» MATERIAL FOR THIS TASK
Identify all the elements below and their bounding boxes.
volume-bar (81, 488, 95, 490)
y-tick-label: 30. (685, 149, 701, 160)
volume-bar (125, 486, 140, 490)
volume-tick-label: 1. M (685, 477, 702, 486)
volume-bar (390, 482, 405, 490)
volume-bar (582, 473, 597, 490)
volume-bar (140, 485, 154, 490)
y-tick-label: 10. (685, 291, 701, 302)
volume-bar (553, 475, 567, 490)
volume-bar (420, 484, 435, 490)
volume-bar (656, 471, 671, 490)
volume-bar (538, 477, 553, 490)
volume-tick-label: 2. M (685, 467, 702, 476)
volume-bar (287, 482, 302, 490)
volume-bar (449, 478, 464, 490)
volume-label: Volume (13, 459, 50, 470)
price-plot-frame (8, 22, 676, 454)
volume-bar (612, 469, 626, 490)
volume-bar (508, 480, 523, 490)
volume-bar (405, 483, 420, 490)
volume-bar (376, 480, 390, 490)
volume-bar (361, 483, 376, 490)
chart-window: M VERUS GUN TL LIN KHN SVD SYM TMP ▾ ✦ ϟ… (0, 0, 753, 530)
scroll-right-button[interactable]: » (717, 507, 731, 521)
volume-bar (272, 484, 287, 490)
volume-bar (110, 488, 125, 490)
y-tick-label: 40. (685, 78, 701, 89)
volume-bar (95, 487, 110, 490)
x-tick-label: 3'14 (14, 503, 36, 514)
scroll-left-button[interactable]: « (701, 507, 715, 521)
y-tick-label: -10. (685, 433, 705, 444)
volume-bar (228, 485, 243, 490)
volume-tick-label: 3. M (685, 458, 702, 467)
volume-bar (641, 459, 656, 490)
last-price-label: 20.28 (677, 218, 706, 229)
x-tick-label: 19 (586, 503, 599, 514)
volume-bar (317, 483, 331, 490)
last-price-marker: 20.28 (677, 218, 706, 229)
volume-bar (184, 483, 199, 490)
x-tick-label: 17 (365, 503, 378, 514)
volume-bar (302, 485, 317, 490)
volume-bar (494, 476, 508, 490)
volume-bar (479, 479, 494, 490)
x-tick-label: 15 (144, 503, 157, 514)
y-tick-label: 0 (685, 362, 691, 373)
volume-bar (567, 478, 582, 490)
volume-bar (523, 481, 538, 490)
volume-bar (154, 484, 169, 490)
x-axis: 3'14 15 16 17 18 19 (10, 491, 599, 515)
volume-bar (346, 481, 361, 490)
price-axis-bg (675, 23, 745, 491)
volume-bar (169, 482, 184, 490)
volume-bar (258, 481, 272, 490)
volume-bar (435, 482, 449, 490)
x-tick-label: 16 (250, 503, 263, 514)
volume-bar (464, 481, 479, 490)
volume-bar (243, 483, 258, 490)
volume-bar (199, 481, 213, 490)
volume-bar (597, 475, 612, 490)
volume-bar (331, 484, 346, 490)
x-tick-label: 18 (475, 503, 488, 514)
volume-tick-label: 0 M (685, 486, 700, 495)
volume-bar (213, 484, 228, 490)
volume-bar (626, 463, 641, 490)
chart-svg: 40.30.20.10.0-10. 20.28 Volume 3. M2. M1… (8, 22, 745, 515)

» WHAT IS BEING ASKED
Copy the data word for word, from the beginning of the data through the line containing "y-tick-label: 10. (685, 291, 701, 302)".

» EXERCISE SOLUTION
Identify all the elements below and their bounding boxes.
volume-bar (81, 488, 95, 490)
y-tick-label: 30. (685, 149, 701, 160)
volume-bar (125, 486, 140, 490)
volume-tick-label: 1. M (685, 477, 702, 486)
volume-bar (390, 482, 405, 490)
volume-bar (582, 473, 597, 490)
volume-bar (140, 485, 154, 490)
y-tick-label: 10. (685, 291, 701, 302)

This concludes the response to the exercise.